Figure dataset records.
=-=-=-=-=
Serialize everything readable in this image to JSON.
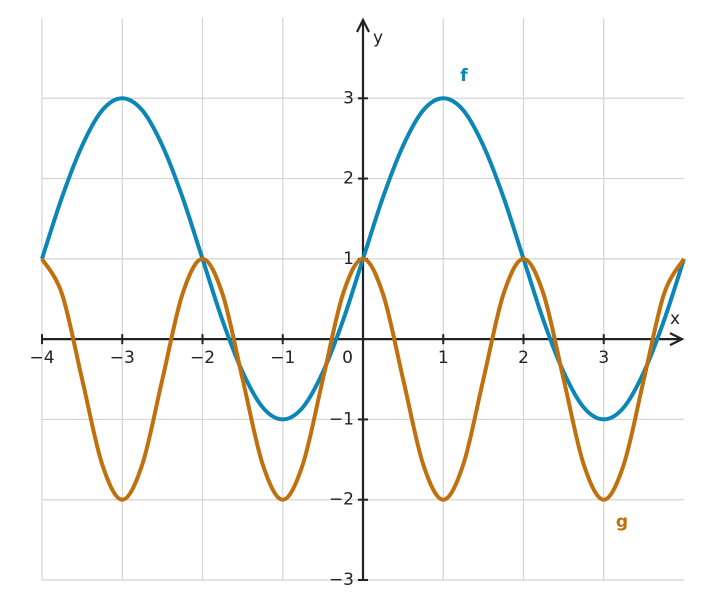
{
  "chart_data": {
    "type": "line",
    "x_label": "x",
    "y_label": "y",
    "x": [
      -4,
      -3.75,
      -3.5,
      -3.25,
      -3,
      -2.75,
      -2.5,
      -2.25,
      -2,
      -1.75,
      -1.5,
      -1.25,
      -1,
      -0.75,
      -0.5,
      -0.25,
      0,
      0.25,
      0.5,
      0.75,
      1,
      1.25,
      1.5,
      1.75,
      2,
      2.25,
      2.5,
      2.75,
      3,
      3.25,
      3.5,
      3.75,
      4
    ],
    "series": [
      {
        "name": "f",
        "color": "#0b86b6",
        "values": [
          1,
          1.77,
          2.41,
          2.85,
          3,
          2.85,
          2.41,
          1.77,
          1,
          0.23,
          -0.41,
          -0.85,
          -1,
          -0.85,
          -0.41,
          0.23,
          1,
          1.77,
          2.41,
          2.85,
          3,
          2.85,
          2.41,
          1.77,
          1,
          0.23,
          -0.41,
          -0.85,
          -1,
          -0.85,
          -0.41,
          0.23,
          1
        ]
      },
      {
        "name": "g",
        "color": "#c0700d",
        "values": [
          1,
          0.56,
          -0.5,
          -1.56,
          -2,
          -1.56,
          -0.5,
          0.56,
          1,
          0.56,
          -0.5,
          -1.56,
          -2,
          -1.56,
          -0.5,
          0.56,
          1,
          0.56,
          -0.5,
          -1.56,
          -2,
          -1.56,
          -0.5,
          0.56,
          1,
          0.56,
          -0.5,
          -1.56,
          -2,
          -1.56,
          -0.5,
          0.56,
          1
        ]
      }
    ],
    "xlim": [
      -4,
      4
    ],
    "ylim": [
      -3,
      4
    ],
    "xticks": [
      {
        "value": -4,
        "label": "−4"
      },
      {
        "value": -3,
        "label": "−3"
      },
      {
        "value": -2,
        "label": "−2"
      },
      {
        "value": -1,
        "label": "−1"
      },
      0,
      1,
      2,
      3
    ],
    "yticks": [
      {
        "value": -3,
        "label": "−3"
      },
      {
        "value": -2,
        "label": "−2"
      },
      {
        "value": -1,
        "label": "−1"
      },
      1,
      2,
      3
    ],
    "grid": true
  }
}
=-=-=-=-=
TASK DETAILS. Repeat the records above exactly, omitting every picture.

SOLUTION FOR THIS PROBLEM.
Serialize everything readable in this image to JSON.
{
  "chart_data": {
    "type": "line",
    "x_label": "x",
    "y_label": "y",
    "x": [
      -4,
      -3.75,
      -3.5,
      -3.25,
      -3,
      -2.75,
      -2.5,
      -2.25,
      -2,
      -1.75,
      -1.5,
      -1.25,
      -1,
      -0.75,
      -0.5,
      -0.25,
      0,
      0.25,
      0.5,
      0.75,
      1,
      1.25,
      1.5,
      1.75,
      2,
      2.25,
      2.5,
      2.75,
      3,
      3.25,
      3.5,
      3.75,
      4
    ],
    "series": [
      {
        "name": "f",
        "color": "#0b86b6",
        "values": [
          1,
          1.77,
          2.41,
          2.85,
          3,
          2.85,
          2.41,
          1.77,
          1,
          0.23,
          -0.41,
          -0.85,
          -1,
          -0.85,
          -0.41,
          0.23,
          1,
          1.77,
          2.41,
          2.85,
          3,
          2.85,
          2.41,
          1.77,
          1,
          0.23,
          -0.41,
          -0.85,
          -1,
          -0.85,
          -0.41,
          0.23,
          1
        ]
      },
      {
        "name": "g",
        "color": "#c0700d",
        "values": [
          1,
          0.56,
          -0.5,
          -1.56,
          -2,
          -1.56,
          -0.5,
          0.56,
          1,
          0.56,
          -0.5,
          -1.56,
          -2,
          -1.56,
          -0.5,
          0.56,
          1,
          0.56,
          -0.5,
          -1.56,
          -2,
          -1.56,
          -0.5,
          0.56,
          1,
          0.56,
          -0.5,
          -1.56,
          -2,
          -1.56,
          -0.5,
          0.56,
          1
        ]
      }
    ],
    "xlim": [
      -4,
      4
    ],
    "ylim": [
      -3,
      4
    ],
    "xticks": [
      {
        "value": -4,
        "label": "−4"
      },
      {
        "value": -3,
        "label": "−3"
      },
      {
        "value": -2,
        "label": "−2"
      },
      {
        "value": -1,
        "label": "−1"
      },
      0,
      1,
      2,
      3
    ],
    "yticks": [
      {
        "value": -3,
        "label": "−3"
      },
      {
        "value": -2,
        "label": "−2"
      },
      {
        "value": -1,
        "label": "−1"
      },
      1,
      2,
      3
    ],
    "grid": true
  }
}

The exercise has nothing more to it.